● Text extract

Skip to content

unisteven/scala-learning-project

Folders and files

NameName
Last commit message
Last commit date

Latest commit

 

History

16 Commits
 
 
 
 
 
 
 
 

Repository files navigation

About me

Name: Steven Krol

Student number: 597272

Date: 27-10-2019

My journey to learning scala

This document will describe my learning process about a new programming paradigm and language.

Getting down the basics

In order to get to know the language I'd have to start by gathering information about the basic features of the Scala language. I'd like to get started with some key concepts such as functions, system functions(print text), loops, arrays and testing.

Functions

Just like any new programming language or framework the first thing to do is obviously making an Hello world program.

object Main {

  def main(args: Array[String]): Unit = {
    println("Hello world")
  }
}

Opposite to Java it seems you need less syntax in scala to achieve the same functionality. To start you'de first have to define an Object or class. Within that Object you can house your functions. Functions are defined by the def syntax followed by the name and parameters. System functions can be called directly without specifying syntax like System.*.. I really like the shorter way of writing these down reducing the amount of syntax needed.

Returning values in functions

After fiddling with scala for a bit I have found out that scala has a unique way of returning values in functions.

  def highest(x: Double, y: Double): Double ={
    if (x > y) x else y
  }

This function will return an value of the type Double. But note the absence of the return statement. In scala it is not required to write down the return statement but instead you can write down the logic and let it return the value of that logic one more example:

def lowest(x: Double, y: Double): Double = {
    val lowestValue = if (x < y) x else y // this is the scala way of making a ternary statement
    lowestValue // by writing down the value without any other syntax it will return the value.
  }

Higher order functions

In short what are higher order functions?

A higher order function is able to receive an function as input parameter and or is able to return an function.

Example

Imagine a function called math all this function can do is take three arguments the first is x the second is y and the third is a function This function is the operation that has to take place on values x and y. In this example we will make a function that will return the highest value of the two.

  def main(args: Array[String]): Unit = {
    print("the max of 10, 99 = " + math(10, 99, highest))
  }

  def math(x: Double, y: Double, operation: (Double, Double) => Double): Double = operation(x, y)

  def highest(x: Double, y: Double): Double ={
    if (x > y) x else y
  }

In the example you can see that highest is given with as argument for the function math. Note that the parameter of highest does not have any parentheses. Adding parentheses will execute the function and will return the result as as value in the argument. By not including the parentheses it will not execute this function as value.

● Exercise task
In the Scala learning notes, what happens if parentheses are added to `highest` when it is passed as an argument to `math`?

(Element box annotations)

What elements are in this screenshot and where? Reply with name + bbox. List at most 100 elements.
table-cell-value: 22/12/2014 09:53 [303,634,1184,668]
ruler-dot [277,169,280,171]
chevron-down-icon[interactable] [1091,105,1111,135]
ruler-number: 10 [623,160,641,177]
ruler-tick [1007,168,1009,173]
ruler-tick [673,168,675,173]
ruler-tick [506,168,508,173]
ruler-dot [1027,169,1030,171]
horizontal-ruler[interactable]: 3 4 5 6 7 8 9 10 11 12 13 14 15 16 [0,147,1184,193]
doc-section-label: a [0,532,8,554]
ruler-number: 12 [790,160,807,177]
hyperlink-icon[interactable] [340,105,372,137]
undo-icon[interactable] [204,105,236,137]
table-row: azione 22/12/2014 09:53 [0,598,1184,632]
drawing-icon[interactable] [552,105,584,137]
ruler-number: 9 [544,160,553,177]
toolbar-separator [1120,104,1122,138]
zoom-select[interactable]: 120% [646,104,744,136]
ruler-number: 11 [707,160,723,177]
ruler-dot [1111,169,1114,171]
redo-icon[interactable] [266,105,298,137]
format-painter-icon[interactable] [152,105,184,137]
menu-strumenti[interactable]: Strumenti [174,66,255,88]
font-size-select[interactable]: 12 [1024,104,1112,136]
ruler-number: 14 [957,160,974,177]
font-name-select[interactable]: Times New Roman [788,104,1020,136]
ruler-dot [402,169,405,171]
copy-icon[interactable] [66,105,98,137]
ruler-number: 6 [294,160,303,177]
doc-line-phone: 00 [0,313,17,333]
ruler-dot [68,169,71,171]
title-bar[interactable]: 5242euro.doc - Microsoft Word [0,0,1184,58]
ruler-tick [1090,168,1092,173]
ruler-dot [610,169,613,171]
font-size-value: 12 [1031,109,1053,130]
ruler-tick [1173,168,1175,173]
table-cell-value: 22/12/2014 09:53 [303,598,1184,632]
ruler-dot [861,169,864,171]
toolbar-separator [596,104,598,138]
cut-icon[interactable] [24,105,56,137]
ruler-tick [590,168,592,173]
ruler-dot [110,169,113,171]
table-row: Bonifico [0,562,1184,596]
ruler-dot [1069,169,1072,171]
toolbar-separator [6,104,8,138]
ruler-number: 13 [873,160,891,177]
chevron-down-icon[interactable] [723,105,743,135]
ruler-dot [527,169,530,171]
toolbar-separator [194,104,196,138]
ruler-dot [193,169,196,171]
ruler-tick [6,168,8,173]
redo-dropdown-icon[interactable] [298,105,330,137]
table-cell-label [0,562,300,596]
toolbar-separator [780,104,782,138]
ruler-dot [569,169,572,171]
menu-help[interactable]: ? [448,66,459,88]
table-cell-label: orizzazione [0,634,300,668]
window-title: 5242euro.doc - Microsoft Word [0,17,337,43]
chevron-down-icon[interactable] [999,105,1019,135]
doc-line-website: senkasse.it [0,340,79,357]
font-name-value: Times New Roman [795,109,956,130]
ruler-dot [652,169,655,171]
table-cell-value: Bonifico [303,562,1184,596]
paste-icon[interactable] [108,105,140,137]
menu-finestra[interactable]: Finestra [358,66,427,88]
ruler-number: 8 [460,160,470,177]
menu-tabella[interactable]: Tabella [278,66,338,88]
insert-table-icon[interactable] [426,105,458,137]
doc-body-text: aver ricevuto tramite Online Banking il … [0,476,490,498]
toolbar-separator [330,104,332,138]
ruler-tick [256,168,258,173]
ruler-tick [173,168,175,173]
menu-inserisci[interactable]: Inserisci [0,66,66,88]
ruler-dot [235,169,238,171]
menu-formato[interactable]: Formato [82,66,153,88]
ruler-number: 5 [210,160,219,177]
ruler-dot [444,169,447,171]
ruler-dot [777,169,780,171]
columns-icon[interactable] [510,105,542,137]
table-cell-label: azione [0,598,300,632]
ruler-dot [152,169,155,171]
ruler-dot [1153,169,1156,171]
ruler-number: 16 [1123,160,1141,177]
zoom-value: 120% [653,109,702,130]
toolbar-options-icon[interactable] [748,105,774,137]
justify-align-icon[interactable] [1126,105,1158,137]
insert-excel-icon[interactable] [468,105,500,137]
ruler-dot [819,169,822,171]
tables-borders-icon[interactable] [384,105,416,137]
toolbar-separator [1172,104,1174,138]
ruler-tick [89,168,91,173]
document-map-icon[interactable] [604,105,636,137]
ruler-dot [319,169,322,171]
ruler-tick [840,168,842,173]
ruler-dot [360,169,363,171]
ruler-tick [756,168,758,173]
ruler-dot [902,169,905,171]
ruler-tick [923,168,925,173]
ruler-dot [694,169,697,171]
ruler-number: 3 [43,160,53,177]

...

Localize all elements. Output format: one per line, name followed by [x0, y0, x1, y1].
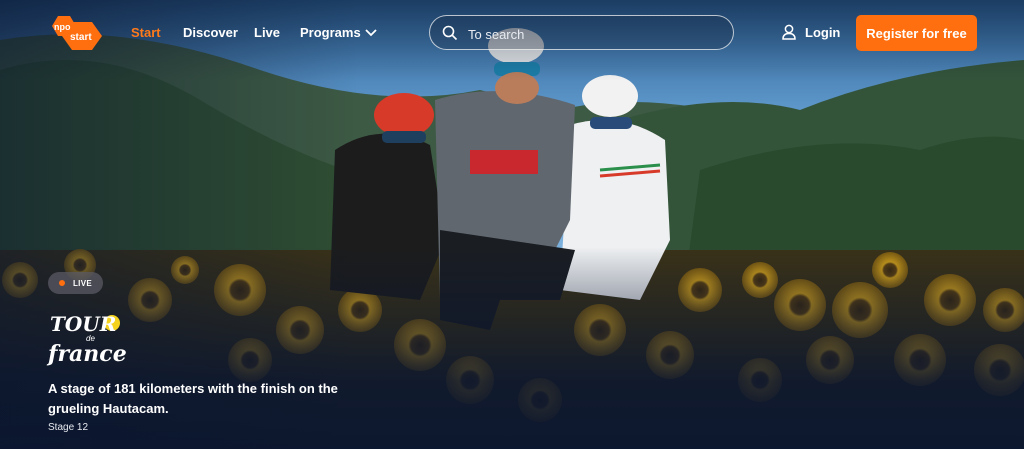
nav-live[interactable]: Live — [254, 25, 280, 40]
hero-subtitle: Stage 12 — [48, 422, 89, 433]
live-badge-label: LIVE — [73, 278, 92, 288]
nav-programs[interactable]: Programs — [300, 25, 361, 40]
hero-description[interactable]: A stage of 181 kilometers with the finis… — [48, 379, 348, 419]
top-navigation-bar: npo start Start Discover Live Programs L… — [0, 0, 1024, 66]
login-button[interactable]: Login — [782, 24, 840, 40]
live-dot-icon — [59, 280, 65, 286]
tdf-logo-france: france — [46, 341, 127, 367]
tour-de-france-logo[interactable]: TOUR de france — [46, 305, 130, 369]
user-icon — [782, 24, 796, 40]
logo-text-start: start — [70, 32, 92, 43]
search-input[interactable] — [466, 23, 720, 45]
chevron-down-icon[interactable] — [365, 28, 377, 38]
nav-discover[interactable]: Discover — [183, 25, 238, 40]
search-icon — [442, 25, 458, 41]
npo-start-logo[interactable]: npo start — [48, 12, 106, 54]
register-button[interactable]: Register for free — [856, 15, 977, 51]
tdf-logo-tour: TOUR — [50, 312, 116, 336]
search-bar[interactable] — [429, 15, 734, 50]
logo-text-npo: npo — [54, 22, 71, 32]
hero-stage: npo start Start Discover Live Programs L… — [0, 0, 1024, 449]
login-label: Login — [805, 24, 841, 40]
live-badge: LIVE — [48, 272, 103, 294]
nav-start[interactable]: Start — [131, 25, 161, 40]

--

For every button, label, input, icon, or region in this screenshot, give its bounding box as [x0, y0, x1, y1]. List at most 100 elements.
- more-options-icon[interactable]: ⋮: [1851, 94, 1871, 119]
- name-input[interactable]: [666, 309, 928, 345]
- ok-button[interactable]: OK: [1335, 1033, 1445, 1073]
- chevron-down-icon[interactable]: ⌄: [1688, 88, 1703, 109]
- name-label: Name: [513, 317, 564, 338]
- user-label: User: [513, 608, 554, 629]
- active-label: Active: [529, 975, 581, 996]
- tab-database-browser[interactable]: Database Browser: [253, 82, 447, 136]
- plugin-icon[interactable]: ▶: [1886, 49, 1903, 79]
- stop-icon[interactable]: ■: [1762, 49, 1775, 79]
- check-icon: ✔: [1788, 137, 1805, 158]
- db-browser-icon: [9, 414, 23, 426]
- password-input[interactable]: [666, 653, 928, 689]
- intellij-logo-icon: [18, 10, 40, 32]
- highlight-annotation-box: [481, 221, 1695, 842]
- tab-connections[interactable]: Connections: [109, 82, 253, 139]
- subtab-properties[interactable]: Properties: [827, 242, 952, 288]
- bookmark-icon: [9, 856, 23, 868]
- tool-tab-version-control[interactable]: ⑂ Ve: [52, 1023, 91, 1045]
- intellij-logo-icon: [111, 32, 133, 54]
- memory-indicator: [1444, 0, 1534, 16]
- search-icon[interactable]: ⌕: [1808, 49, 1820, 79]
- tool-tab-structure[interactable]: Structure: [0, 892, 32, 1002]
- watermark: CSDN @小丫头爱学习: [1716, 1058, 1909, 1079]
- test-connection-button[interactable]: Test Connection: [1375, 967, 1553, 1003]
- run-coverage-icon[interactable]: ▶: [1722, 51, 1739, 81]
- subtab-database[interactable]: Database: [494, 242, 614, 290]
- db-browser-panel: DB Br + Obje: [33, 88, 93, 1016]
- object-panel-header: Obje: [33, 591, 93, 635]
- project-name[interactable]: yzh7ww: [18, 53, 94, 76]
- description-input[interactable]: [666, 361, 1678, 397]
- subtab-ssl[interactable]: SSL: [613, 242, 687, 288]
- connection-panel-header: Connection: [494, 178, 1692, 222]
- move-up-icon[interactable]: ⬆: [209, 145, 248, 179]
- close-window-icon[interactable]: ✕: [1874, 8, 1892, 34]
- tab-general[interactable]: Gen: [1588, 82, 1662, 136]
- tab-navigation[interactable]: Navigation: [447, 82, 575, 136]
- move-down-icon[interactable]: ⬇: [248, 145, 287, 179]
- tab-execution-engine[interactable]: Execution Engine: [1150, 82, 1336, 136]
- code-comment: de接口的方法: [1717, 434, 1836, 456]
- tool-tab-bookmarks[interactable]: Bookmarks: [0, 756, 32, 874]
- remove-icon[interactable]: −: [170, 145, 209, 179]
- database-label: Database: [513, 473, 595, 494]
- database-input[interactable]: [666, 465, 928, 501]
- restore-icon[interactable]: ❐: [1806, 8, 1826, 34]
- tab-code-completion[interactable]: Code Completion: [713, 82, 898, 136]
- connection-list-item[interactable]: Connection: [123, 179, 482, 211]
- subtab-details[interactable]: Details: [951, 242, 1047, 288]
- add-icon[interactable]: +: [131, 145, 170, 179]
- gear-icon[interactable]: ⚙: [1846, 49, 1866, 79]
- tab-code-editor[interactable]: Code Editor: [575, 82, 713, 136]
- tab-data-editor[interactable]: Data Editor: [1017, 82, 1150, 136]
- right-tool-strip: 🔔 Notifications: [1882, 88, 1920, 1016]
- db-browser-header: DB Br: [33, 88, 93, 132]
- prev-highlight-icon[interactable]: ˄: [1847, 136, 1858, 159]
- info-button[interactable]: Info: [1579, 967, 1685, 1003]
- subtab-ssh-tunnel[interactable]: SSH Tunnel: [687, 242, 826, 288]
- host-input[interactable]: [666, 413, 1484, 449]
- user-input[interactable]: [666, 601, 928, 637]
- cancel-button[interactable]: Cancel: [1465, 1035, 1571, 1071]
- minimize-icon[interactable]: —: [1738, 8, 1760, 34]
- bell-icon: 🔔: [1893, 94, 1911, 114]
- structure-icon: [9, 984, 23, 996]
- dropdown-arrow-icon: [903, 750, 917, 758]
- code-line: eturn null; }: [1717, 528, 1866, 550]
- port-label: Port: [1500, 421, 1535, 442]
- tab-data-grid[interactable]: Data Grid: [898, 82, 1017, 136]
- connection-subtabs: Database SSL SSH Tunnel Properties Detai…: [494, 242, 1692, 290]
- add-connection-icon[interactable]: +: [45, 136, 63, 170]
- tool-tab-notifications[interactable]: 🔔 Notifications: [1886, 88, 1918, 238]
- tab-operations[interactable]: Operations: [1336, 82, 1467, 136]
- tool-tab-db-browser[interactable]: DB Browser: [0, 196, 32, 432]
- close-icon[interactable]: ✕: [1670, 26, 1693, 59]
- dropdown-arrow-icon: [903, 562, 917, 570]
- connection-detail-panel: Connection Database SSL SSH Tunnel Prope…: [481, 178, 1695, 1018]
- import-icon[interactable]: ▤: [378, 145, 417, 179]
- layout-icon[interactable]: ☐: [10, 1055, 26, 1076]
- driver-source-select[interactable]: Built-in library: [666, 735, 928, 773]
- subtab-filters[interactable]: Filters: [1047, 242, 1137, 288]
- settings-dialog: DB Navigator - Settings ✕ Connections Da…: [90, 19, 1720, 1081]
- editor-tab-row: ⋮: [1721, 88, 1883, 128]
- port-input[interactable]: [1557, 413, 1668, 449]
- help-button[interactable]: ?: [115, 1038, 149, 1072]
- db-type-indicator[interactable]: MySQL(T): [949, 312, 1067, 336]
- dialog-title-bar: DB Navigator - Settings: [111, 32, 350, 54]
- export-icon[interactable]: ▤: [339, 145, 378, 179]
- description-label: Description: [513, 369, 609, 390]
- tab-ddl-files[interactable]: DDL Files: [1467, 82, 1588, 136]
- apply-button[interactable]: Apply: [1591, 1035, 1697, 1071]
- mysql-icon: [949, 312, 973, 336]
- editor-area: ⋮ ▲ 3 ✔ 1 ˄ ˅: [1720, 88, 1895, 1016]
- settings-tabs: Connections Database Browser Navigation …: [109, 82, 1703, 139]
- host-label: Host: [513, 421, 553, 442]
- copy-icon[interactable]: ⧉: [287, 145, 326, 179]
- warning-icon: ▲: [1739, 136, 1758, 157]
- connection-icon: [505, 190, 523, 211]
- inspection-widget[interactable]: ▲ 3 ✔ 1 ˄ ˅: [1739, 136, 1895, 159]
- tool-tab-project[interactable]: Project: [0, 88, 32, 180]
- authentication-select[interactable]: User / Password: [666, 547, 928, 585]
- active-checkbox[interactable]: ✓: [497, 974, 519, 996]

● The response
The function is executed, and its result is passed as a value in the argument.